=== RECORDS FOR PROCESSING ===

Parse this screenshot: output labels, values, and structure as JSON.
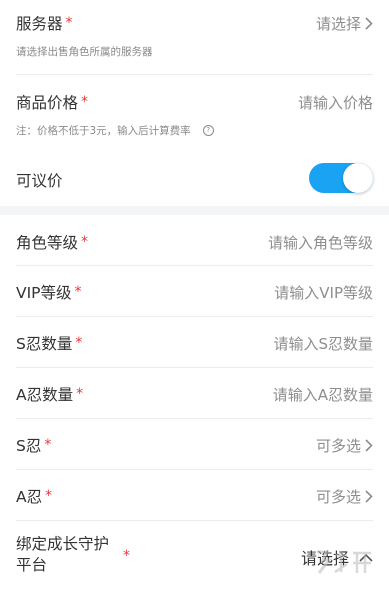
{
  "form": {
    "server": {
      "label": "服务器",
      "required": "*",
      "value": "请选择",
      "hint": "请选择出售角色所属的服务器"
    },
    "price": {
      "label": "商品价格",
      "required": "*",
      "placeholder": "请输入价格",
      "hint": "注：价格不低于3元，输入后计算费率"
    },
    "negotiable": {
      "label": "可议价",
      "enabled": true
    },
    "role_level": {
      "label": "角色等级",
      "required": "*",
      "placeholder": "请输入角色等级"
    },
    "vip_level": {
      "label": "VIP等级",
      "required": "*",
      "placeholder": "请输入VIP等级"
    },
    "s_ninja_count": {
      "label": "S忍数量",
      "required": "*",
      "placeholder": "请输入S忍数量"
    },
    "a_ninja_count": {
      "label": "A忍数量",
      "required": "*",
      "placeholder": "请输入A忍数量"
    },
    "s_ninja": {
      "label": "S忍",
      "required": "*",
      "value": "可多选"
    },
    "a_ninja": {
      "label": "A忍",
      "required": "*",
      "value": "可多选"
    },
    "bind_platform": {
      "label_line1": "绑定成长守护",
      "label_line2": "平台",
      "required": "*",
      "value": "请选择"
    }
  },
  "colors": {
    "accent": "#1aa3f2",
    "required": "#e8363b",
    "placeholder": "#8e8e8e"
  },
  "icons": {
    "chevron_right": "chevron-right-icon",
    "chevron_up": "chevron-up-icon",
    "help": "question-icon"
  }
}
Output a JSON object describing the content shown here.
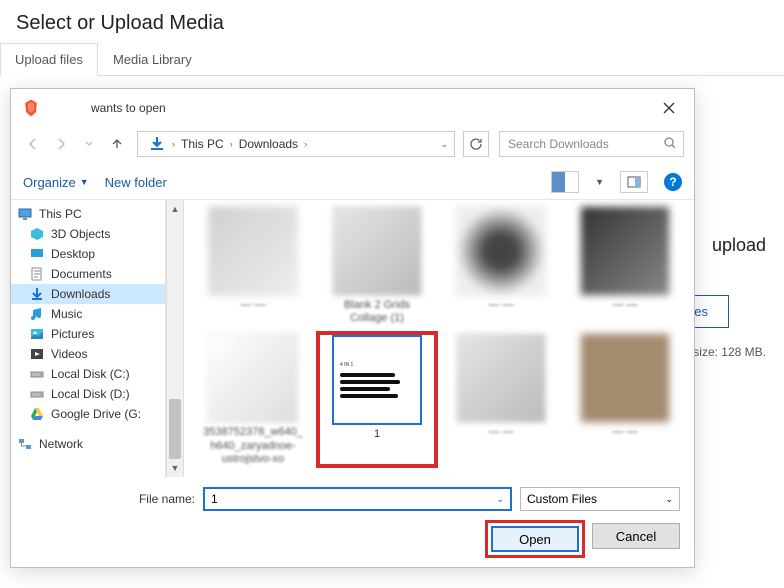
{
  "page": {
    "title": "Select or Upload Media",
    "tabs": [
      "Upload files",
      "Media Library"
    ],
    "behind_label": "upload",
    "behind_button": "es",
    "behind_size": "size: 128 MB."
  },
  "dialog": {
    "title": "wants to open",
    "breadcrumb": {
      "root": "This PC",
      "folder": "Downloads"
    },
    "search_placeholder": "Search Downloads",
    "toolbar": {
      "organize": "Organize",
      "new_folder": "New folder"
    },
    "sidebar": {
      "this_pc": "This PC",
      "items": [
        "3D Objects",
        "Desktop",
        "Documents",
        "Downloads",
        "Music",
        "Pictures",
        "Videos",
        "Local Disk (C:)",
        "Local Disk (D:)",
        "Google Drive (G:"
      ],
      "network": "Network"
    },
    "files": {
      "row1": [
        "",
        "",
        "",
        ""
      ],
      "row1_labels": [
        "",
        "Blank 2 Grids Collage (1)",
        "",
        ""
      ],
      "selected_label": "1",
      "long_label": "3538752378_w640_h640_zaryadnoe-ustrojstvo-xo"
    },
    "footer": {
      "filename_label": "File name:",
      "filename_value": "1",
      "filter": "Custom Files",
      "open": "Open",
      "cancel": "Cancel"
    }
  }
}
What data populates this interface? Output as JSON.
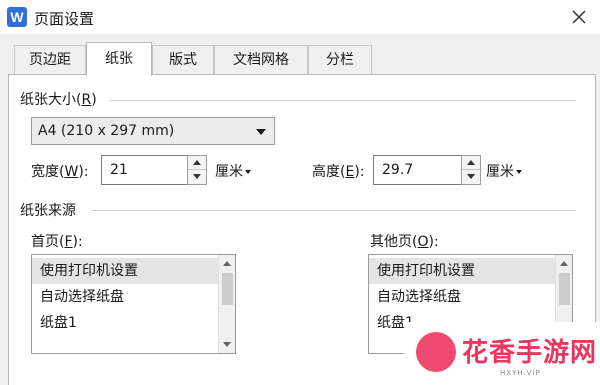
{
  "window": {
    "app_icon_letter": "W",
    "title": "页面设置",
    "close_glyph": "✕"
  },
  "tabs": [
    {
      "label": "页边距",
      "active": false
    },
    {
      "label": "纸张",
      "active": true
    },
    {
      "label": "版式",
      "active": false
    },
    {
      "label": "文档网格",
      "active": false
    },
    {
      "label": "分栏",
      "active": false
    }
  ],
  "paper_size": {
    "group_label_prefix": "纸张大小(",
    "group_label_key": "R",
    "group_label_suffix": ")",
    "selected": "A4 (210 x 297 mm)",
    "width": {
      "label_prefix": "宽度(",
      "key": "W",
      "label_suffix": "):",
      "value": "21",
      "unit": "厘米"
    },
    "height": {
      "label_prefix": "高度(",
      "key": "E",
      "label_suffix": "):",
      "value": "29.7",
      "unit": "厘米"
    }
  },
  "paper_source": {
    "group_label": "纸张来源",
    "first_page": {
      "label_prefix": "首页(",
      "key": "F",
      "label_suffix": "):",
      "items": [
        "使用打印机设置",
        "自动选择纸盘",
        "纸盘1"
      ],
      "selected_index": 0
    },
    "other_pages": {
      "label_prefix": "其他页(",
      "key": "O",
      "label_suffix": "):",
      "items": [
        "使用打印机设置",
        "自动选择纸盘",
        "纸盘1"
      ],
      "selected_index": 0
    }
  },
  "logo_text": {
    "name": "花香手游网",
    "url": "HXYH.VIP"
  },
  "colors": {
    "accent": "#2f6fde",
    "brand": "#e8365e"
  }
}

===

YOUR INSTRUCTIONS: Every record above should come back exactly, but without its pictures.

RESPONSE TO THIS TASK:
Parse this screenshot: output labels, values, and structure as JSON.
{
  "form": {
    "server": {
      "label": "服务器",
      "required": "*",
      "value": "请选择",
      "hint": "请选择出售角色所属的服务器"
    },
    "price": {
      "label": "商品价格",
      "required": "*",
      "placeholder": "请输入价格",
      "hint": "注：价格不低于3元，输入后计算费率"
    },
    "negotiable": {
      "label": "可议价",
      "enabled": true
    },
    "role_level": {
      "label": "角色等级",
      "required": "*",
      "placeholder": "请输入角色等级"
    },
    "vip_level": {
      "label": "VIP等级",
      "required": "*",
      "placeholder": "请输入VIP等级"
    },
    "s_ninja_count": {
      "label": "S忍数量",
      "required": "*",
      "placeholder": "请输入S忍数量"
    },
    "a_ninja_count": {
      "label": "A忍数量",
      "required": "*",
      "placeholder": "请输入A忍数量"
    },
    "s_ninja": {
      "label": "S忍",
      "required": "*",
      "value": "可多选"
    },
    "a_ninja": {
      "label": "A忍",
      "required": "*",
      "value": "可多选"
    },
    "bind_platform": {
      "label_line1": "绑定成长守护",
      "label_line2": "平台",
      "required": "*",
      "value": "请选择"
    }
  },
  "colors": {
    "accent": "#1aa3f2",
    "required": "#e8363b",
    "placeholder": "#8e8e8e"
  },
  "icons": {
    "chevron_right": "chevron-right-icon",
    "chevron_up": "chevron-up-icon",
    "help": "question-icon"
  }
}
Output a JSON object describing the content shown here.
{
  "page": {
    "title": "Select or Upload Media",
    "tabs": [
      "Upload files",
      "Media Library"
    ],
    "behind_label": "upload",
    "behind_button": "es",
    "behind_size": "size: 128 MB."
  },
  "dialog": {
    "title": "wants to open",
    "breadcrumb": {
      "root": "This PC",
      "folder": "Downloads"
    },
    "search_placeholder": "Search Downloads",
    "toolbar": {
      "organize": "Organize",
      "new_folder": "New folder"
    },
    "sidebar": {
      "this_pc": "This PC",
      "items": [
        "3D Objects",
        "Desktop",
        "Documents",
        "Downloads",
        "Music",
        "Pictures",
        "Videos",
        "Local Disk (C:)",
        "Local Disk (D:)",
        "Google Drive (G:"
      ],
      "network": "Network"
    },
    "files": {
      "row1": [
        "",
        "",
        "",
        ""
      ],
      "row1_labels": [
        "",
        "Blank 2 Grids Collage (1)",
        "",
        ""
      ],
      "selected_label": "1",
      "long_label": "3538752378_w640_h640_zaryadnoe-ustrojstvo-xo"
    },
    "footer": {
      "filename_label": "File name:",
      "filename_value": "1",
      "filter": "Custom Files",
      "open": "Open",
      "cancel": "Cancel"
    }
  }
}
What data populates this interface? Output as JSON.
{
  "window": {
    "app_icon_letter": "W",
    "title": "页面设置",
    "close_glyph": "✕"
  },
  "tabs": [
    {
      "label": "页边距",
      "active": false
    },
    {
      "label": "纸张",
      "active": true
    },
    {
      "label": "版式",
      "active": false
    },
    {
      "label": "文档网格",
      "active": false
    },
    {
      "label": "分栏",
      "active": false
    }
  ],
  "paper_size": {
    "group_label_prefix": "纸张大小(",
    "group_label_key": "R",
    "group_label_suffix": ")",
    "selected": "A4 (210 x 297 mm)",
    "width": {
      "label_prefix": "宽度(",
      "key": "W",
      "label_suffix": "):",
      "value": "21",
      "unit": "厘米"
    },
    "height": {
      "label_prefix": "高度(",
      "key": "E",
      "label_suffix": "):",
      "value": "29.7",
      "unit": "厘米"
    }
  },
  "paper_source": {
    "group_label": "纸张来源",
    "first_page": {
      "label_prefix": "首页(",
      "key": "F",
      "label_suffix": "):",
      "items": [
        "使用打印机设置",
        "自动选择纸盘",
        "纸盘1"
      ],
      "selected_index": 0
    },
    "other_pages": {
      "label_prefix": "其他页(",
      "key": "O",
      "label_suffix": "):",
      "items": [
        "使用打印机设置",
        "自动选择纸盘",
        "纸盘1"
      ],
      "selected_index": 0
    }
  },
  "logo_text": {
    "name": "花香手游网",
    "url": "HXYH.VIP"
  },
  "colors": {
    "accent": "#2f6fde",
    "brand": "#e8365e"
  }
}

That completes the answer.